──────── RECORDS TO PROCESS ────────

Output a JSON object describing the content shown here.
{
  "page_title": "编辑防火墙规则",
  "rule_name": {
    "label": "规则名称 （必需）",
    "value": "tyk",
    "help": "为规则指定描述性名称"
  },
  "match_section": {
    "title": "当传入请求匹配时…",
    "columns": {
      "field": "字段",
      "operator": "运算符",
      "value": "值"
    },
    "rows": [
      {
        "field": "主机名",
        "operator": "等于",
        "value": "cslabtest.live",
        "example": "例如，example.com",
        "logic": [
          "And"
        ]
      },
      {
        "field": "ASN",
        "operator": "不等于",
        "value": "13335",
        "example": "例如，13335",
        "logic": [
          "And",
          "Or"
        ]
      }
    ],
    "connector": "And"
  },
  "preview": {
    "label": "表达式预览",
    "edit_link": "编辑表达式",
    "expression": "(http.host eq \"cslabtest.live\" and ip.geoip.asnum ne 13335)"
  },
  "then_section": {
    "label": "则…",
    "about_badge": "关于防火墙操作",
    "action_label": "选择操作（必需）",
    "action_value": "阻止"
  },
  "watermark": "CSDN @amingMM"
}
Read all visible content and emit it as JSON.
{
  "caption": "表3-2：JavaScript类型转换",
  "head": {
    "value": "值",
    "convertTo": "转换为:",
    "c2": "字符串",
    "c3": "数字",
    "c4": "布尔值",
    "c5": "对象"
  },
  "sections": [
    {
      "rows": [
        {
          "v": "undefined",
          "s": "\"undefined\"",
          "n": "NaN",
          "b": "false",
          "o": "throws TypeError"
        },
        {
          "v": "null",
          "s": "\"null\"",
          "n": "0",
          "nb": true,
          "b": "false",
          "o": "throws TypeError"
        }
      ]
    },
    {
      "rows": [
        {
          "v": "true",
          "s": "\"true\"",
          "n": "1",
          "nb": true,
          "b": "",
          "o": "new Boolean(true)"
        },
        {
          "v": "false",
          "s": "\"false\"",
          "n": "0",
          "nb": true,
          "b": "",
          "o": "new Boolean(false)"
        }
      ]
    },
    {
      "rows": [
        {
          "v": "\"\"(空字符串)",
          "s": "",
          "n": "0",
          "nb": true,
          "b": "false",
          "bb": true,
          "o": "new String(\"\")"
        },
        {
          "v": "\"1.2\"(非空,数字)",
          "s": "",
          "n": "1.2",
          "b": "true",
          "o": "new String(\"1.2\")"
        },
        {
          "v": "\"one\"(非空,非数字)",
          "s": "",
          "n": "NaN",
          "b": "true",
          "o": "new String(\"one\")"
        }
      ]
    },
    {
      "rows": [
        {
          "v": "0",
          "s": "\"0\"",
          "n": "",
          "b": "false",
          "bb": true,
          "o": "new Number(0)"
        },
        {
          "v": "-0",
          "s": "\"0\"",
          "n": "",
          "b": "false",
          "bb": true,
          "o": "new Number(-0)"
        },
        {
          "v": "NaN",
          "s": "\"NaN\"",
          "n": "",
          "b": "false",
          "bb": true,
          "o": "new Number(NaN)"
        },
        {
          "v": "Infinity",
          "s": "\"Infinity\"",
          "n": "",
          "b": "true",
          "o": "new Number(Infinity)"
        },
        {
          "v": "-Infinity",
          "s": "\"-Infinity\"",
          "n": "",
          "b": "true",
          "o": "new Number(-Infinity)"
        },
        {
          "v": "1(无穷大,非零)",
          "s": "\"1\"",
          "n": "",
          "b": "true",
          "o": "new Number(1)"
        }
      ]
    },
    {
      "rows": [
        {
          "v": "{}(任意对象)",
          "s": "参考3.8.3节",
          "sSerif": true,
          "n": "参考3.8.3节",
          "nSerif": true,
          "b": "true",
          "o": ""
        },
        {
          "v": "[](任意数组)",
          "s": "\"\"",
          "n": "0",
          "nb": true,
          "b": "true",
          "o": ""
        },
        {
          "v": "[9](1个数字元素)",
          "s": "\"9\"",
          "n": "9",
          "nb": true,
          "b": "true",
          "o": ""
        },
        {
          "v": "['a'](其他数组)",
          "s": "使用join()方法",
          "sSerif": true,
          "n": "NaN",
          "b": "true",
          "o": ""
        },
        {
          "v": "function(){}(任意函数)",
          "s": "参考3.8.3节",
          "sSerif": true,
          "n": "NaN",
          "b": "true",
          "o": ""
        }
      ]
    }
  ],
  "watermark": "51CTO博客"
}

────────

## REQUIRED WORK
Transcribe every line of the data, exactly as it stands.

## WRITTEN SOLUTION
Output a JSON object describing the content shown here.
{
  "page_title": "编辑防火墙规则",
  "rule_name": {
    "label": "规则名称 （必需）",
    "value": "tyk",
    "help": "为规则指定描述性名称"
  },
  "match_section": {
    "title": "当传入请求匹配时…",
    "columns": {
      "field": "字段",
      "operator": "运算符",
      "value": "值"
    },
    "rows": [
      {
        "field": "主机名",
        "operator": "等于",
        "value": "cslabtest.live",
        "example": "例如，example.com",
        "logic": [
          "And"
        ]
      },
      {
        "field": "ASN",
        "operator": "不等于",
        "value": "13335",
        "example": "例如，13335",
        "logic": [
          "And",
          "Or"
        ]
      }
    ],
    "connector": "And"
  },
  "preview": {
    "label": "表达式预览",
    "edit_link": "编辑表达式",
    "expression": "(http.host eq \"cslabtest.live\" and ip.geoip.asnum ne 13335)"
  },
  "then_section": {
    "label": "则…",
    "about_badge": "关于防火墙操作",
    "action_label": "选择操作（必需）",
    "action_value": "阻止"
  },
  "watermark": "CSDN @amingMM"
}
Read all visible content and emit it as JSON.
{
  "caption": "表3-2：JavaScript类型转换",
  "head": {
    "value": "值",
    "convertTo": "转换为:",
    "c2": "字符串",
    "c3": "数字",
    "c4": "布尔值",
    "c5": "对象"
  },
  "sections": [
    {
      "rows": [
        {
          "v": "undefined",
          "s": "\"undefined\"",
          "n": "NaN",
          "b": "false",
          "o": "throws TypeError"
        },
        {
          "v": "null",
          "s": "\"null\"",
          "n": "0",
          "nb": true,
          "b": "false",
          "o": "throws TypeError"
        }
      ]
    },
    {
      "rows": [
        {
          "v": "true",
          "s": "\"true\"",
          "n": "1",
          "nb": true,
          "b": "",
          "o": "new Boolean(true)"
        },
        {
          "v": "false",
          "s": "\"false\"",
          "n": "0",
          "nb": true,
          "b": "",
          "o": "new Boolean(false)"
        }
      ]
    },
    {
      "rows": [
        {
          "v": "\"\"(空字符串)",
          "s": "",
          "n": "0",
          "nb": true,
          "b": "false",
          "bb": true,
          "o": "new String(\"\")"
        },
        {
          "v": "\"1.2\"(非空,数字)",
          "s": "",
          "n": "1.2",
          "b": "true",
          "o": "new String(\"1.2\")"
        },
        {
          "v": "\"one\"(非空,非数字)",
          "s": "",
          "n": "NaN",
          "b": "true",
          "o": "new String(\"one\")"
        }
      ]
    },
    {
      "rows": [
        {
          "v": "0",
          "s": "\"0\"",
          "n": "",
          "b": "false",
          "bb": true,
          "o": "new Number(0)"
        },
        {
          "v": "-0",
          "s": "\"0\"",
          "n": "",
          "b": "false",
          "bb": true,
          "o": "new Number(-0)"
        },
        {
          "v": "NaN",
          "s": "\"NaN\"",
          "n": "",
          "b": "false",
          "bb": true,
          "o": "new Number(NaN)"
        },
        {
          "v": "Infinity",
          "s": "\"Infinity\"",
          "n": "",
          "b": "true",
          "o": "new Number(Infinity)"
        },
        {
          "v": "-Infinity",
          "s": "\"-Infinity\"",
          "n": "",
          "b": "true",
          "o": "new Number(-Infinity)"
        },
        {
          "v": "1(无穷大,非零)",
          "s": "\"1\"",
          "n": "",
          "b": "true",
          "o": "new Number(1)"
        }
      ]
    },
    {
      "rows": [
        {
          "v": "{}(任意对象)",
          "s": "参考3.8.3节",
          "sSerif": true,
          "n": "参考3.8.3节",
          "nSerif": true,
          "b": "true",
          "o": ""
        },
        {
          "v": "[](任意数组)",
          "s": "\"\"",
          "n": "0",
          "nb": true,
          "b": "true",
          "o": ""
        },
        {
          "v": "[9](1个数字元素)",
          "s": "\"9\"",
          "n": "9",
          "nb": true,
          "b": "true",
          "o": ""
        },
        {
          "v": "['a'](其他数组)",
          "s": "使用join()方法",
          "sSerif": true,
          "n": "NaN",
          "b": "true",
          "o": ""
        },
        {
          "v": "function(){}(任意函数)",
          "s": "参考3.8.3节",
          "sSerif": true,
          "n": "NaN",
          "b": "true",
          "o": ""
        }
      ]
    }
  ],
  "watermark": "51CTO博客"
}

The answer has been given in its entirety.